* **Figure dataset records**:
++++++++
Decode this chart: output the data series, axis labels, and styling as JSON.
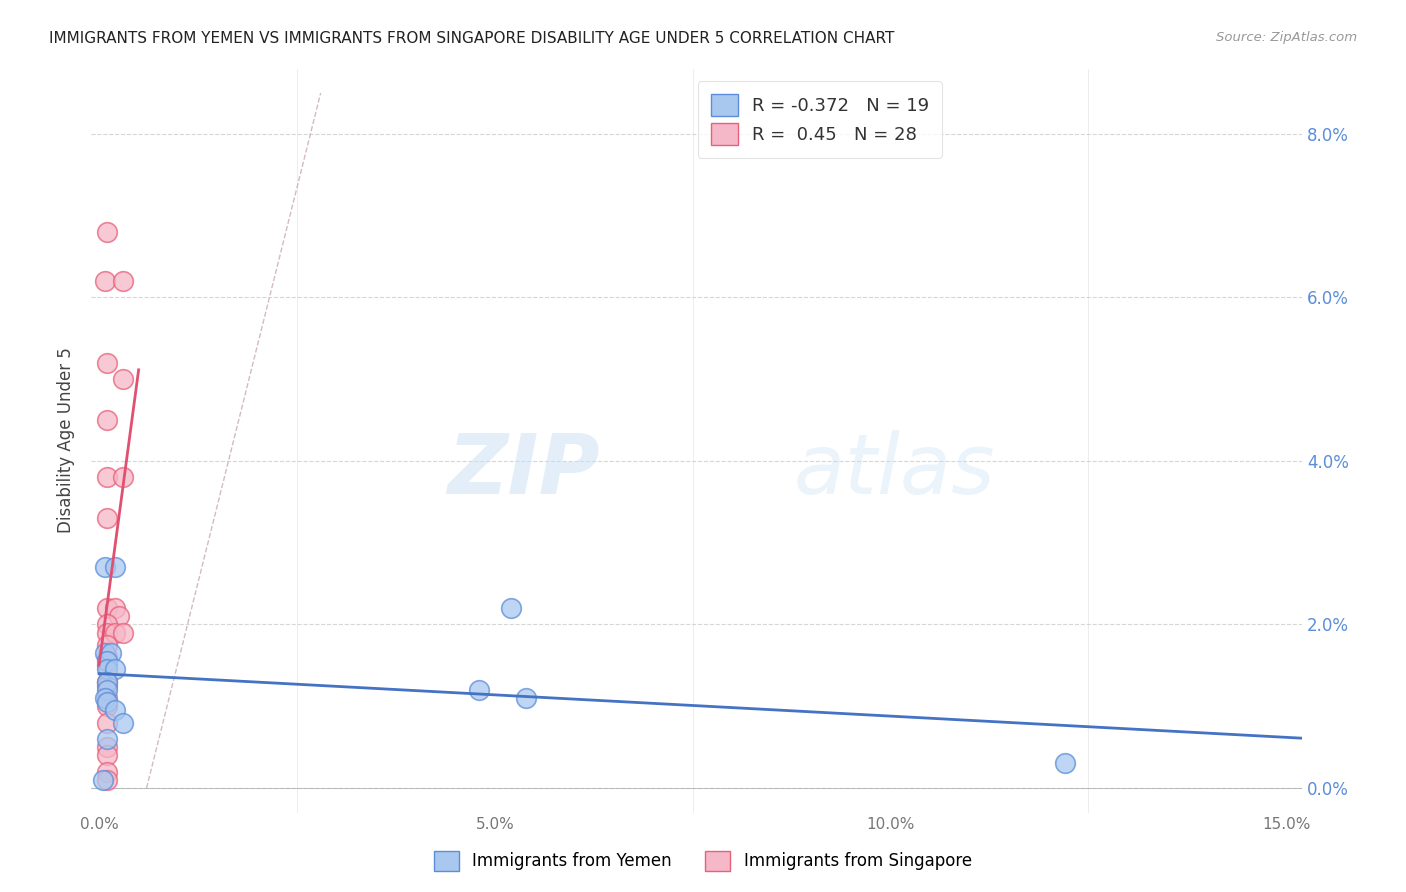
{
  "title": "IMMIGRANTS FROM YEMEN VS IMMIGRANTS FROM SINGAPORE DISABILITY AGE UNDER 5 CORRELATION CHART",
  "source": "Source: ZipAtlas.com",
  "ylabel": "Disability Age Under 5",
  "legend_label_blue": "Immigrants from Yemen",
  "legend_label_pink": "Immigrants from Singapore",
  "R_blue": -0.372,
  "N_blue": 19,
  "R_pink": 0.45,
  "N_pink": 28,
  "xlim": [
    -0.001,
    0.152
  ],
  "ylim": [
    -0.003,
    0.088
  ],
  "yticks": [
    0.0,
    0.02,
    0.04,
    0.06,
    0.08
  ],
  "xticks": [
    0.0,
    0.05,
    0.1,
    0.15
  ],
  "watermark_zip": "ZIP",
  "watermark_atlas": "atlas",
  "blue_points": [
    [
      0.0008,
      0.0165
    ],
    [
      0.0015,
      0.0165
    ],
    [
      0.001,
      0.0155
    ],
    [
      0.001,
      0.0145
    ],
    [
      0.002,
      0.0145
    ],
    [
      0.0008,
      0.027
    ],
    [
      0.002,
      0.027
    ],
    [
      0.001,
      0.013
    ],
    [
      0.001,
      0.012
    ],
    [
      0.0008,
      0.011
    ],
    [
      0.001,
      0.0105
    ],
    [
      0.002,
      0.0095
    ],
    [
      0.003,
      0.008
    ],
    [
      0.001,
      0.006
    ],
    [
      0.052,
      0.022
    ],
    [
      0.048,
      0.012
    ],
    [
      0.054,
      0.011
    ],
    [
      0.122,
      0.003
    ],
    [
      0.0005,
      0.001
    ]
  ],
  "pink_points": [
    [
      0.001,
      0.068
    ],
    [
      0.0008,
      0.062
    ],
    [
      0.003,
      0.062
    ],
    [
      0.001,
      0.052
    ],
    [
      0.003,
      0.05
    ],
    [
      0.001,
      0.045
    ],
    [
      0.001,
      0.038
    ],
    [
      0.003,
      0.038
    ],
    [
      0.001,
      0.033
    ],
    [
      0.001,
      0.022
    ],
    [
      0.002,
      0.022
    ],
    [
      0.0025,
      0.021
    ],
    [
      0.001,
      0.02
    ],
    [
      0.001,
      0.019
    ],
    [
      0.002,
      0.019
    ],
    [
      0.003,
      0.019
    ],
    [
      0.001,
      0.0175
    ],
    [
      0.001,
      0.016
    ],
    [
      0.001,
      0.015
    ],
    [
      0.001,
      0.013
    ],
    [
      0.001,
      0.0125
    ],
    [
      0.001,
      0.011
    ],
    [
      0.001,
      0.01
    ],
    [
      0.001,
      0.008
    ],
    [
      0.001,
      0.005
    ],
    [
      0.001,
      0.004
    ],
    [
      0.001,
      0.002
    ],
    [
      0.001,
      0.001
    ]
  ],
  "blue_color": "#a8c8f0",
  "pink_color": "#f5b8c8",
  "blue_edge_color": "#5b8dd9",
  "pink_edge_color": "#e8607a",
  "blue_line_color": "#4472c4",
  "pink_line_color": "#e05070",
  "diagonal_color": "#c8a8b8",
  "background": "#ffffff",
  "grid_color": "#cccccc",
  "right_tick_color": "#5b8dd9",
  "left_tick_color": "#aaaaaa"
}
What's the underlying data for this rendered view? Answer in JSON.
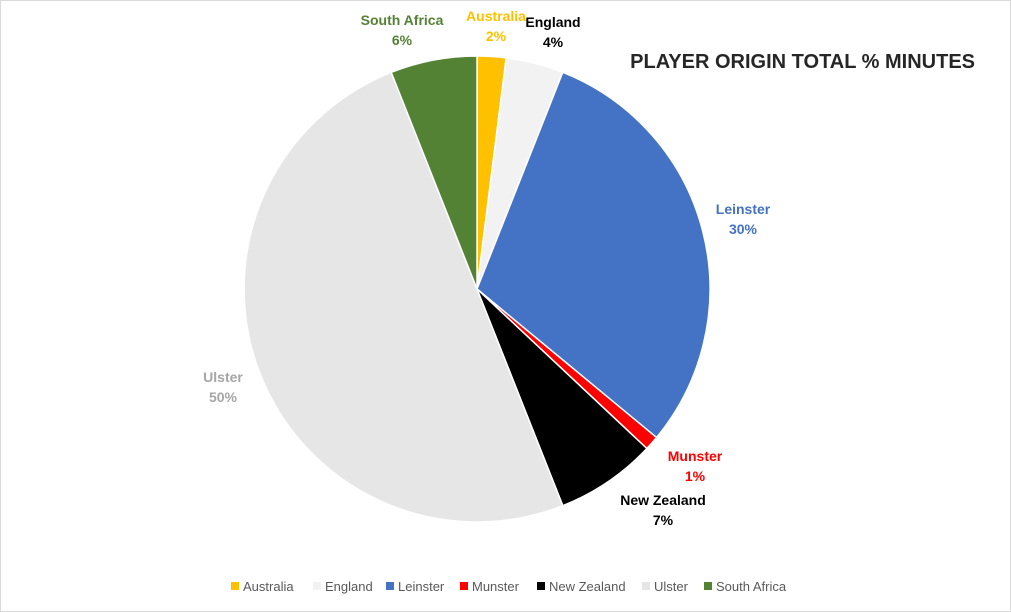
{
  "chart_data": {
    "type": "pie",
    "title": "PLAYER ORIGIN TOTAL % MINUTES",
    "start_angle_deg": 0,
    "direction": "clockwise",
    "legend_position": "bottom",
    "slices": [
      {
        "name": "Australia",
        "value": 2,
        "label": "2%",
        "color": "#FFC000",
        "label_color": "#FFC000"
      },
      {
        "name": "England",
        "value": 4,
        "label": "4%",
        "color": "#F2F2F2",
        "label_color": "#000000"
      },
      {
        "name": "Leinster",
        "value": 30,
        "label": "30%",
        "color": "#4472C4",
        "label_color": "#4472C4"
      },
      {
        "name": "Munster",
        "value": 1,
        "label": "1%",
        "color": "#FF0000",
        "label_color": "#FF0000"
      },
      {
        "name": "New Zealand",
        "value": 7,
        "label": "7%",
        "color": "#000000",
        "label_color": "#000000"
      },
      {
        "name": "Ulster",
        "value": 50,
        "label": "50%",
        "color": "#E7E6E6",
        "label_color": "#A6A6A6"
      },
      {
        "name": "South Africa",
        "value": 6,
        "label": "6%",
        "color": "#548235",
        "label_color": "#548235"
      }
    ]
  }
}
++++++++
* **Required work**: Pick out the lines above containing the word "title", then copy them.

* **Output below**:
  "title": "IMMIGRANTS FROM YEMEN VS IMMIGRANTS FROM SINGAPORE DISABILITY AGE UNDER 5 CORRELATION CHART",
    "title": "PLAYER ORIGIN TOTAL % MINUTES",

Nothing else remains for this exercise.